Extracted records:
** START **
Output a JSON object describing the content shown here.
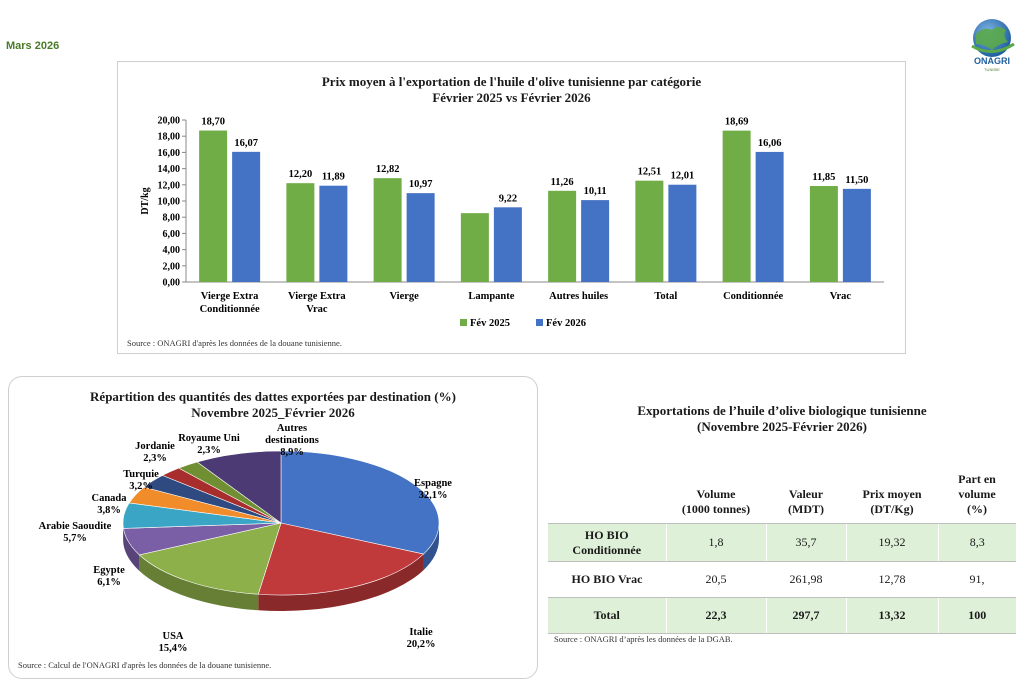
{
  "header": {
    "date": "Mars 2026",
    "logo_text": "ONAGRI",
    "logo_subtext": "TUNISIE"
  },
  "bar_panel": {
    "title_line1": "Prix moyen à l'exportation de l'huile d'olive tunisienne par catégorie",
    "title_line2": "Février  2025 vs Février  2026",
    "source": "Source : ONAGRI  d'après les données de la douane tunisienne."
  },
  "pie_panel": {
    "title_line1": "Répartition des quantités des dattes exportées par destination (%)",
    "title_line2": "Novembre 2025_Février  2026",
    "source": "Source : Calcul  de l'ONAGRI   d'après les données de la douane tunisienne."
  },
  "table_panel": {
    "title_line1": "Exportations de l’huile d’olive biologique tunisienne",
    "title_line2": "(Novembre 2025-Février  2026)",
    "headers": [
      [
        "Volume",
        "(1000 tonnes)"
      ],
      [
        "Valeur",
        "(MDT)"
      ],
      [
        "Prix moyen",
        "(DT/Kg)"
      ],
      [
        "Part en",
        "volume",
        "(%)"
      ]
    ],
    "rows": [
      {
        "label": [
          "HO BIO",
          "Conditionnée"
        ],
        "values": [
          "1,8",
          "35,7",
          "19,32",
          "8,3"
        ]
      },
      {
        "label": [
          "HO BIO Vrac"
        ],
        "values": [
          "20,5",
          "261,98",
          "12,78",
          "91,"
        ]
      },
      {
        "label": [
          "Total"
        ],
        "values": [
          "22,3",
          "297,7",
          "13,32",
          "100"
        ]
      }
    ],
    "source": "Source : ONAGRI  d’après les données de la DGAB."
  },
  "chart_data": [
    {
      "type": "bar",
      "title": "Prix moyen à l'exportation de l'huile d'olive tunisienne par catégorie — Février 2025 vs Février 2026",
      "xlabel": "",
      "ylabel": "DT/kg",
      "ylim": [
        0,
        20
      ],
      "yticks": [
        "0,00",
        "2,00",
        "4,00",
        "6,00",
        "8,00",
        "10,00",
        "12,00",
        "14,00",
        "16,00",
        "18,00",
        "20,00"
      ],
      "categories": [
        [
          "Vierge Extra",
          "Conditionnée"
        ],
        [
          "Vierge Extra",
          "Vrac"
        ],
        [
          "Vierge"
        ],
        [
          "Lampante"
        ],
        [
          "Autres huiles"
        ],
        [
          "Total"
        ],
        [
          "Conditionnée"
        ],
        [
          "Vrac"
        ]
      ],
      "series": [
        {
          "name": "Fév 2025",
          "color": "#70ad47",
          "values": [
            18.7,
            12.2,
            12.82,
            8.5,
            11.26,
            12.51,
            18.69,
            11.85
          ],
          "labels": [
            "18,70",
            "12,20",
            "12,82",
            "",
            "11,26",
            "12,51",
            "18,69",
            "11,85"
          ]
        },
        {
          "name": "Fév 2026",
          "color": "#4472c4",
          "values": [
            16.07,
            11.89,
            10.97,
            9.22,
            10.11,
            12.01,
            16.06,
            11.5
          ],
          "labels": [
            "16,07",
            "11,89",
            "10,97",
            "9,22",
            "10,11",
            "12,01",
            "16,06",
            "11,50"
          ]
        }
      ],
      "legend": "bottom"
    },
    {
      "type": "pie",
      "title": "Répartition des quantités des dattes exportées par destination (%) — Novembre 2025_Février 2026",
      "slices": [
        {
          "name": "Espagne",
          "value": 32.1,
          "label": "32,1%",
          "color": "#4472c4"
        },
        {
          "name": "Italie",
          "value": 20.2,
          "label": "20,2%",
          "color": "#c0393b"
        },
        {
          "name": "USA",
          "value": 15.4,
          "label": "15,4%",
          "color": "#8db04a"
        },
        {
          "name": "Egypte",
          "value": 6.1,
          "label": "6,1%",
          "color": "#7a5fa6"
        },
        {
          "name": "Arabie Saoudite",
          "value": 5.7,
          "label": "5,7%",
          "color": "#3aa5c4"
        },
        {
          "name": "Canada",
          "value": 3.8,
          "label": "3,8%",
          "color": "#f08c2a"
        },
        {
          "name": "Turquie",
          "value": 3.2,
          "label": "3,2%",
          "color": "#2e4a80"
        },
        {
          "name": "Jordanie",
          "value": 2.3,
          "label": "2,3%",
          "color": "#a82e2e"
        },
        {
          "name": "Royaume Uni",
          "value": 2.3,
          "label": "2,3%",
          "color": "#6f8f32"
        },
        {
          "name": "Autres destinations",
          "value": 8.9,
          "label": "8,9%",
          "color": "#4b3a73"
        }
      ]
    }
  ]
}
** END **
Task to carry out
Find every line in the records above that contains the word "Répartition", and copy each one.

Task result
    "title_line1": "Répartition des quantités des dattes exportées par destination (%)",
      "title": "Répartition des quantités des dattes exportées par destination (%) — Novembre 2025_Février 2026",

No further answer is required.